▸ Written request: Quote all entries exactly, leaving pictures aside.

======== Items ========

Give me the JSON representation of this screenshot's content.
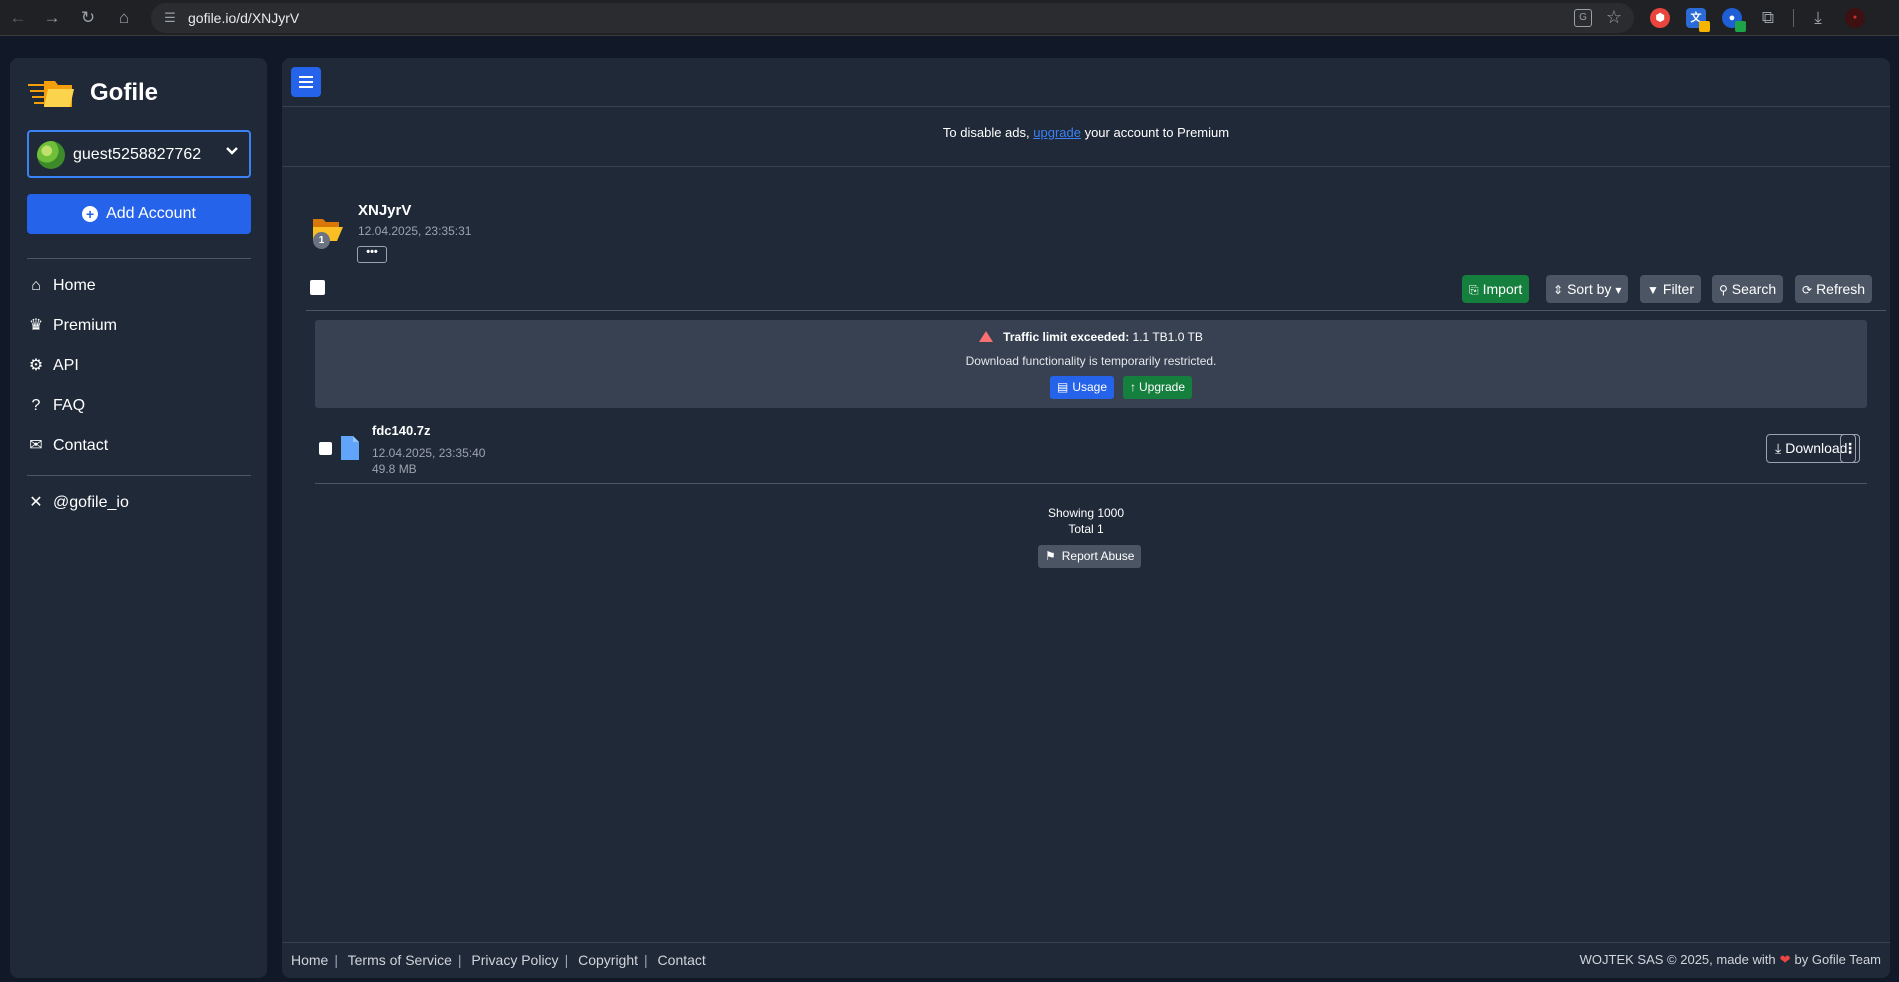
{
  "browser": {
    "url": "gofile.io/d/XNJyrV",
    "back_icon": "←",
    "forward_icon": "→",
    "reload_icon": "↻",
    "home_icon": "⌂"
  },
  "sidebar": {
    "brand": "Gofile",
    "account_name": "guest5258827762",
    "add_account_label": "Add Account",
    "nav": [
      {
        "label": "Home",
        "icon": "home-icon"
      },
      {
        "label": "Premium",
        "icon": "crown-icon"
      },
      {
        "label": "API",
        "icon": "cogs-icon"
      },
      {
        "label": "FAQ",
        "icon": "question-icon"
      },
      {
        "label": "Contact",
        "icon": "envelope-icon"
      }
    ],
    "social": {
      "label": "@gofile_io",
      "icon": "x-logo-icon"
    }
  },
  "ads": {
    "prefix": "To disable ads, ",
    "link": "upgrade",
    "suffix": " your account to Premium"
  },
  "folder": {
    "name": "XNJyrV",
    "date": "12.04.2025, 23:35:31",
    "count": "1",
    "more_label": "•••"
  },
  "toolbar": {
    "import_label": "Import",
    "sort_label": "Sort by",
    "filter_label": "Filter",
    "search_label": "Search",
    "refresh_label": "Refresh"
  },
  "alert": {
    "title": "Traffic limit exceeded:",
    "value": " 1.1 TB1.0 TB",
    "message": "Download functionality is temporarily restricted.",
    "usage_label": "Usage",
    "upgrade_label": "Upgrade"
  },
  "files": [
    {
      "name": "fdc140.7z",
      "date": "12.04.2025, 23:35:40",
      "size": "49.8 MB",
      "download_label": "Download"
    }
  ],
  "listing": {
    "showing": "Showing 1000",
    "total": "Total 1",
    "report_label": "Report Abuse"
  },
  "footer": {
    "links": [
      "Home",
      "Terms of Service",
      "Privacy Policy",
      "Copyright",
      "Contact"
    ],
    "credit_prefix": "WOJTEK SAS © 2025, made with",
    "credit_suffix": "by Gofile Team"
  },
  "colors": {
    "primary": "#2563eb",
    "success": "#15803d",
    "panel": "#1f2937",
    "background": "#111827"
  }
}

========

▸ Written answer:
Give me the JSON representation of this screenshot's content.
{
  "browser": {
    "url": "gofile.io/d/XNJyrV",
    "back_icon": "←",
    "forward_icon": "→",
    "reload_icon": "↻",
    "home_icon": "⌂"
  },
  "sidebar": {
    "brand": "Gofile",
    "account_name": "guest5258827762",
    "add_account_label": "Add Account",
    "nav": [
      {
        "label": "Home",
        "icon": "home-icon"
      },
      {
        "label": "Premium",
        "icon": "crown-icon"
      },
      {
        "label": "API",
        "icon": "cogs-icon"
      },
      {
        "label": "FAQ",
        "icon": "question-icon"
      },
      {
        "label": "Contact",
        "icon": "envelope-icon"
      }
    ],
    "social": {
      "label": "@gofile_io",
      "icon": "x-logo-icon"
    }
  },
  "ads": {
    "prefix": "To disable ads, ",
    "link": "upgrade",
    "suffix": " your account to Premium"
  },
  "folder": {
    "name": "XNJyrV",
    "date": "12.04.2025, 23:35:31",
    "count": "1",
    "more_label": "•••"
  },
  "toolbar": {
    "import_label": "Import",
    "sort_label": "Sort by",
    "filter_label": "Filter",
    "search_label": "Search",
    "refresh_label": "Refresh"
  },
  "alert": {
    "title": "Traffic limit exceeded:",
    "value": " 1.1 TB1.0 TB",
    "message": "Download functionality is temporarily restricted.",
    "usage_label": "Usage",
    "upgrade_label": "Upgrade"
  },
  "files": [
    {
      "name": "fdc140.7z",
      "date": "12.04.2025, 23:35:40",
      "size": "49.8 MB",
      "download_label": "Download"
    }
  ],
  "listing": {
    "showing": "Showing 1000",
    "total": "Total 1",
    "report_label": "Report Abuse"
  },
  "footer": {
    "links": [
      "Home",
      "Terms of Service",
      "Privacy Policy",
      "Copyright",
      "Contact"
    ],
    "credit_prefix": "WOJTEK SAS © 2025, made with",
    "credit_suffix": "by Gofile Team"
  },
  "colors": {
    "primary": "#2563eb",
    "success": "#15803d",
    "panel": "#1f2937",
    "background": "#111827"
  }
}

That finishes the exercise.